● **RECORDS SUPPLIED**:
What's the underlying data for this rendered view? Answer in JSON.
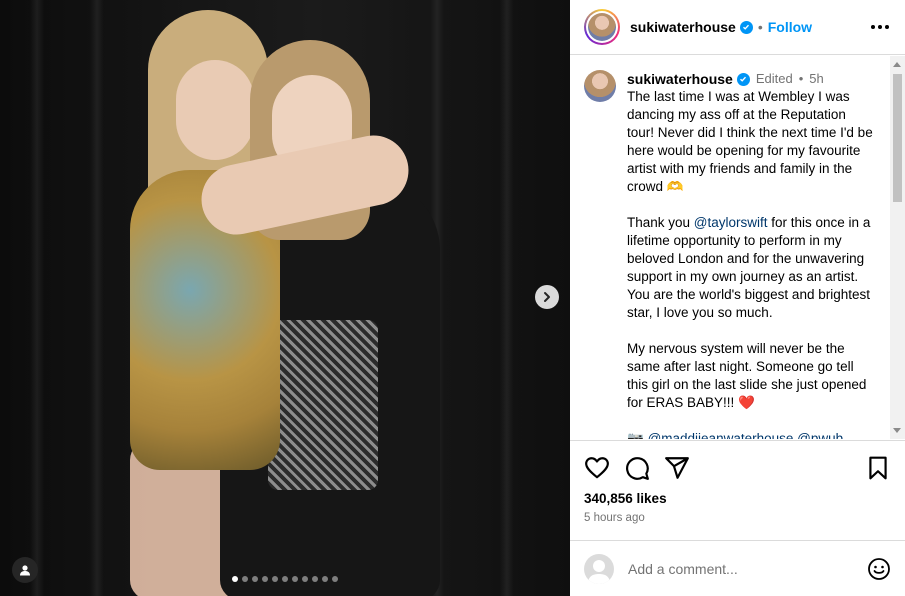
{
  "post": {
    "username": "sukiwaterhouse",
    "follow_label": "Follow",
    "separator": "•",
    "edited_label": "Edited",
    "time_ago_short": "5h",
    "caption_paragraphs": [
      "The last time I was at Wembley I was dancing my ass off at the Reputation tour! Never did I think the next time I'd be here would be opening for my favourite artist with my friends and family in the crowd 🫶",
      "My nervous system will never be the same after last night. Someone go tell this girl on the last slide she just opened for ERAS BABY!!!"
    ],
    "thank_you": {
      "prefix": "Thank you ",
      "mention": "@taylorswift",
      "suffix": " for this once in a lifetime opportunity to perform in my beloved London and for the unwavering support in my own journey as an artist. You are the world's biggest and brightest star, I love you so much."
    },
    "heart_emoji": "❤️",
    "camera_emoji": "📷",
    "tagged_mentions": "@maddiieanwaterhouse @pwub",
    "likes_text": "340,856 likes",
    "posted_ago": "5 hours ago"
  },
  "comment": {
    "placeholder": "Add a comment..."
  },
  "carousel": {
    "slide_count": 11,
    "active_index": 0
  },
  "icons": {
    "verified": "verified-badge-icon",
    "more": "more-options-icon",
    "like": "heart-icon",
    "comment": "comment-bubble-icon",
    "share": "paper-plane-icon",
    "save": "bookmark-icon",
    "emoji": "smiley-icon",
    "next": "chevron-right-icon",
    "tag": "user-tag-icon"
  },
  "colors": {
    "accent": "#0095f6",
    "mention": "#00376b",
    "muted": "#737373",
    "heart": "#e0245e"
  }
}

● **WHAT YOU ARE ASKED TO DO**: Print out the material word for word, omitting the pictures.

● **COMPLETE RESPONSE**:
What's the underlying data for this rendered view? Answer in JSON.
{
  "post": {
    "username": "sukiwaterhouse",
    "follow_label": "Follow",
    "separator": "•",
    "edited_label": "Edited",
    "time_ago_short": "5h",
    "caption_paragraphs": [
      "The last time I was at Wembley I was dancing my ass off at the Reputation tour! Never did I think the next time I'd be here would be opening for my favourite artist with my friends and family in the crowd 🫶",
      "My nervous system will never be the same after last night. Someone go tell this girl on the last slide she just opened for ERAS BABY!!!"
    ],
    "thank_you": {
      "prefix": "Thank you ",
      "mention": "@taylorswift",
      "suffix": " for this once in a lifetime opportunity to perform in my beloved London and for the unwavering support in my own journey as an artist. You are the world's biggest and brightest star, I love you so much."
    },
    "heart_emoji": "❤️",
    "camera_emoji": "📷",
    "tagged_mentions": "@maddiieanwaterhouse @pwub",
    "likes_text": "340,856 likes",
    "posted_ago": "5 hours ago"
  },
  "comment": {
    "placeholder": "Add a comment..."
  },
  "carousel": {
    "slide_count": 11,
    "active_index": 0
  },
  "icons": {
    "verified": "verified-badge-icon",
    "more": "more-options-icon",
    "like": "heart-icon",
    "comment": "comment-bubble-icon",
    "share": "paper-plane-icon",
    "save": "bookmark-icon",
    "emoji": "smiley-icon",
    "next": "chevron-right-icon",
    "tag": "user-tag-icon"
  },
  "colors": {
    "accent": "#0095f6",
    "mention": "#00376b",
    "muted": "#737373",
    "heart": "#e0245e"
  }
}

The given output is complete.